Exercise description:
Omit every picture and output the rest of the records exactly as they are.

━━━━

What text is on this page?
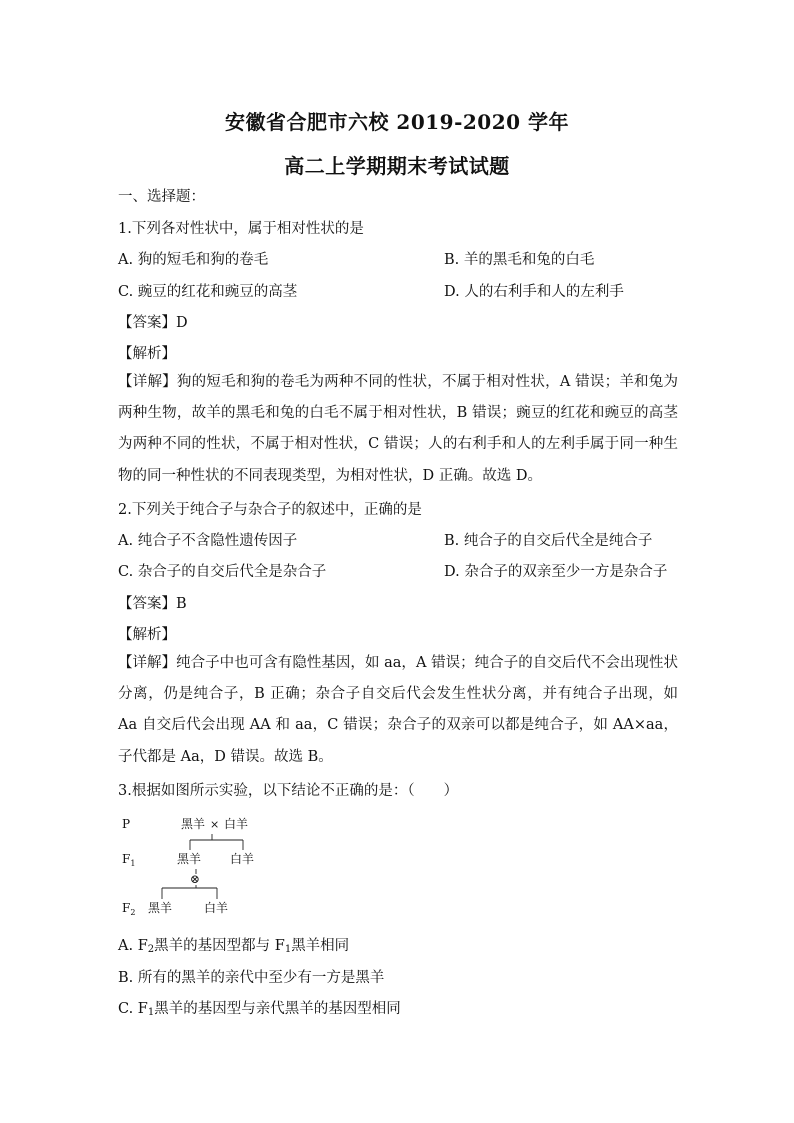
安徽省合肥市六校 2019-2020 学年
高二上学期期末考试试题
一、选择题：
1.下列各对性状中，属于相对性状的是
A. 狗的短毛和狗的卷毛	B. 羊的黑毛和兔的白毛
C. 豌豆的红花和豌豆的高茎	D. 人的右利手和人的左利手
【答案】D
【解析】
【详解】狗的短毛和狗的卷毛为两种不同的性状，不属于相对性状，A 错误；羊和兔为两种生物，故羊的黑毛和兔的白毛不属于相对性状，B 错误；豌豆的红花和豌豆的高茎为两种不同的性状，不属于相对性状，C 错误；人的右利手和人的左利手属于同一种生物的同一种性状的不同表现类型，为相对性状，D 正确。故选 D。
2.下列关于纯合子与杂合子的叙述中，正确的是
A. 纯合子不含隐性遗传因子	B. 纯合子的自交后代全是纯合子
C. 杂合子的自交后代全是杂合子	D. 杂合子的双亲至少一方是杂合子
【答案】B
【解析】
【详解】纯合子中也可含有隐性基因，如 aa，A 错误；纯合子的自交后代不会出现性状分离，仍是纯合子，B 正确；杂合子自交后代会发生性状分离，并有纯合子出现，如 Aa 自交后代会出现 AA 和 aa，C 错误；杂合子的双亲可以都是纯合子，如 AA×aa，子代都是 Aa，D 错误。故选 B。
3.根据如图所示实验，以下结论不正确的是：（　　）
P
$F_1$
$F_2$
黑羊 × 白羊
黑羊 白羊
⊗
黑羊	白羊
A. $F_2$黑羊的基因型都与 $F_1$黑羊相同
B. 所有的黑羊的亲代中至少有一方是黑羊
C. $F_1$黑羊的基因型与亲代黑羊的基因型相同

━━━━

Task result:
What text is on this page?
安徽省合肥市六校 2019-2020 学年
高二上学期期末考试试题
一、选择题：
1.下列各对性状中，属于相对性状的是
A. 狗的短毛和狗的卷毛	B. 羊的黑毛和兔的白毛
C. 豌豆的红花和豌豆的高茎	D. 人的右利手和人的左利手
【答案】D
【解析】
【详解】狗的短毛和狗的卷毛为两种不同的性状，不属于相对性状，A 错误；羊和兔为两种生物，故羊的黑毛和兔的白毛不属于相对性状，B 错误；豌豆的红花和豌豆的高茎为两种不同的性状，不属于相对性状，C 错误；人的右利手和人的左利手属于同一种生物的同一种性状的不同表现类型，为相对性状，D 正确。故选 D。
2.下列关于纯合子与杂合子的叙述中，正确的是
A. 纯合子不含隐性遗传因子	B. 纯合子的自交后代全是纯合子
C. 杂合子的自交后代全是杂合子	D. 杂合子的双亲至少一方是杂合子
【答案】B
【解析】
【详解】纯合子中也可含有隐性基因，如 aa，A 错误；纯合子的自交后代不会出现性状分离，仍是纯合子，B 正确；杂合子自交后代会发生性状分离，并有纯合子出现，如 Aa 自交后代会出现 AA 和 aa，C 错误；杂合子的双亲可以都是纯合子，如 AA×aa，子代都是 Aa，D 错误。故选 B。
3.根据如图所示实验，以下结论不正确的是：（　　）
P
$F_1$
$F_2$
黑羊 × 白羊
黑羊 白羊
⊗
黑羊	白羊
A. $F_2$黑羊的基因型都与 $F_1$黑羊相同
B. 所有的黑羊的亲代中至少有一方是黑羊
C. $F_1$黑羊的基因型与亲代黑羊的基因型相同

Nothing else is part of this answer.